## PROBLEM DESCRIPTION
Where a line below includes the word "Jean", copy that line.

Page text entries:
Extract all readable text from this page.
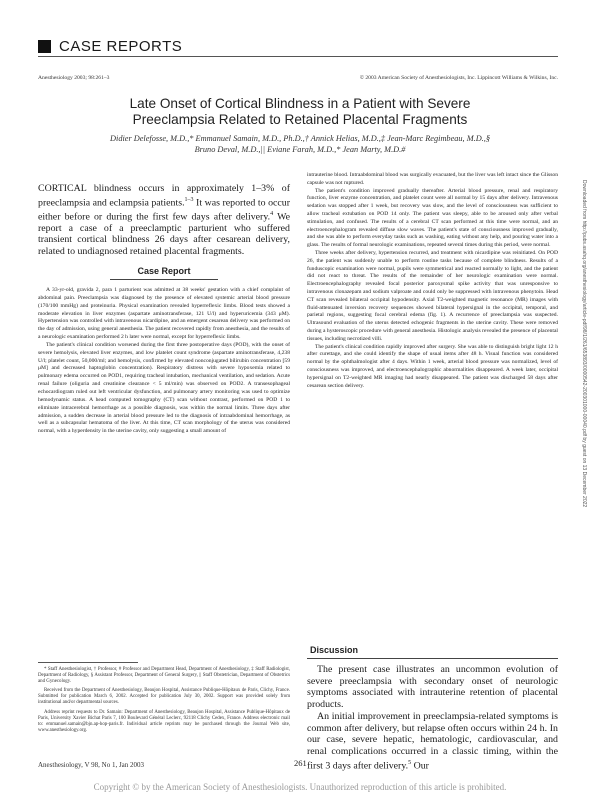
CASE REPORTS
Anesthesiology 2003; 98:261–3	© 2003 American Society of Anesthesiologists, Inc. Lippincott Williams & Wilkins, Inc.
Late Onset of Cortical Blindness in a Patient with Severe
Preeclampsia Related to Retained Placental Fragments
Didier Delefosse, M.D.,* Emmanuel Samain, M.D., Ph.D.,† Annick Helias, M.D.,‡ Jean-Marc Regimbeau, M.D.,§
Bruno Deval, M.D.,|| Eviane Farah, M.D.,* Jean Marty, M.D.#
CORTICAL blindness occurs in approximately 1–3% of preeclampsia and eclampsia patients.$^{1-3}$ It was reported to occur either before or during the first few days after delivery.$^4$ We report a case of a preeclamptic parturient who suffered transient cortical blindness 26 days after cesarean delivery, related to undiagnosed retained placental fragments.
Case Report

A 33-yr-old, gravida 2, para 1 parturient was admitted at 38 weeks' gestation with a chief complaint of abdominal pain. Preeclampsia was diagnosed by the presence of elevated systemic arterial blood pressure (170/100 mmHg) and proteinuria. Physical examination revealed hyperreflexic limbs. Blood tests showed a moderate elevation in liver enzymes (aspartate aminotransferase, 121 U/l) and hyperuricemia (343 μM). Hypertension was controlled with intravenous nicardipine, and an emergent cesarean delivery was performed on the day of admission, using general anesthesia. The patient recovered rapidly from anesthesia, and the results of a neurologic examination performed 2 h later were normal, except for hyperreflexic limbs.

The patient's clinical condition worsened during the first three postoperative days (POD), with the onset of severe hemolysis, elevated liver enzymes, and low platelet count syndrome (aspartate aminotransferase, 4,238 U/l; platelet count, 50,000/ml; and hemolysis, confirmed by elevated nonconjugated bilirubin concentration [59 μM] and decreased haptoglobin concentration). Respiratory distress with severe hypoxemia related to pulmonary edema occurred on POD1, requiring tracheal intubation, mechanical ventilation, and sedation. Acute renal failure (oliguria and creatinine clearance < 5 ml/min) was observed on POD2. A transesophageal echocardiogram ruled out left ventricular dysfunction, and pulmonary artery monitoring was used to optimize hemodynamic status. A head computed tomography (CT) scan without contrast, performed on POD 1 to eliminate intracerebral hemorrhage as a possible diagnosis, was within the normal limits. Three days after admission, a sudden decrease in arterial blood pressure led to the diagnosis of intraabdominal hemorrhage, as well as a subcapsular hematoma of the liver. At this time, CT scan morphology of the uterus was considered normal, with a hyperdensity in the uterine cavity, only suggesting a small amount of

* Staff Anesthesiologist, † Professor, # Professor and Department Head, Department of Anesthesiology, ‡ Staff Radiologist, Department of Radiology, § Assistant Professor, Department of General Surgery, || Staff Obstetrician, Department of Obstetrics and Gynecology.

Received from the Department of Anesthesiology, Beaujon Hospital, Assistance Publique-Hôpitaux de Paris, Clichy, France. Submitted for publication March 6, 2002. Accepted for publication July 30, 2002. Support was provided solely from institutional and/or departmental sources.

Address reprint requests to Dr. Samain: Department of Anesthesiology, Beaujon Hospital, Assistance Publique-Hôpitaux de Paris, University Xavier Bichat Paris 7, 100 Boulevard Général Leclerc, 92118 Clichy Cedex, France. Address electronic mail to: emmanuel.samain@bjn.ap-hop-paris.fr. Individual article reprints may be purchased through the Journal Web site, www.anesthesiology.org.

intrauterine blood. Intraabdominal blood was surgically evacuated, but the liver was left intact since the Glisson capsule was not ruptured.

The patient's condition improved gradually thereafter. Arterial blood pressure, renal and respiratory function, liver enzyme concentration, and platelet count were all normal by 15 days after delivery. Intravenous sedation was stopped after 1 week, but recovery was slow, and the level of consciousness was sufficient to allow tracheal extubation on POD 14 only. The patient was sleepy, able to be aroused only after verbal stimulation, and confused. The results of a cerebral CT scan performed at this time were normal, and an electroencephalogram revealed diffuse slow waves. The patient's state of consciousness improved gradually, and she was able to perform everyday tasks such as washing, eating without any help, and pouring water into a glass. The results of formal neurologic examinations, repeated several times during this period, were normal.

Three weeks after delivery, hypertension recurred, and treatment with nicardipine was reinitiated. On POD 26, the patient was suddenly unable to perform routine tasks because of complete blindness. Results of a funduscopic examination were normal, pupils were symmetrical and reacted normally to light, and the patient did not react to threat. The results of the remainder of her neurologic examination were normal. Electroencephalography revealed focal posterior paroxysmal spike activity that was unresponsive to intravenous clonazepam and sodium valproate and could only be suppressed with intravenous phenytoin. Head CT scan revealed bilateral occipital hypodensity. Axial T2-weighted magnetic resonance (MR) images with fluid-attenuated inversion recovery sequences showed bilateral hypersignal in the occipital, temporal, and parietal regions, suggesting focal cerebral edema (fig. 1). A recurrence of preeclampsia was suspected. Ultrasound evaluation of the uterus detected echogenic fragments in the uterine cavity. These were removed during a hysteroscopic procedure with general anesthesia. Histologic analysis revealed the presence of placental tissues, including necrotized villi.

The patient's clinical condition rapidly improved after surgery. She was able to distinguish bright light 12 h after curettage, and she could identify the shape of usual items after 48 h. Visual function was considered normal by the ophthalmologist after 4 days. Within 1 week, arterial blood pressure was normalized, level of consciousness was improved, and electroencephalographic abnormalities disappeared. A week later, occipital hypersignal on T2-weighted MR imaging had nearly disappeared. The patient was discharged 58 days after cesarean section delivery.

Discussion

The present case illustrates an uncommon evolution of severe preeclampsia with secondary onset of neurologic symptoms associated with intrauterine retention of placental products.

An initial improvement in preeclampsia-related symptoms is common after delivery, but relapse often occurs within 24 h. In our case, severe hepatic, hematologic, cardiovascular, and renal complications occurred in a classic timing, within the first 3 days after delivery.$^5$ Our

Downloaded from http://pubs.asahq.org/anesthesiology/article-pdf/98/1/261/653893/0000542-200301000-00040.pdf by guest on 13 December 2022
Anesthesiology, V 98, No 1, Jan 2003	261
Copyright © by the American Society of Anesthesiologists. Unauthorized reproduction of this article is prohibited.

## RESULT
Didier Delefosse, M.D.,* Emmanuel Samain, M.D., Ph.D.,† Annick Helias, M.D.,‡ Jean-Marc Regimbeau, M.D.,§
Bruno Deval, M.D.,|| Eviane Farah, M.D.,* Jean Marty, M.D.#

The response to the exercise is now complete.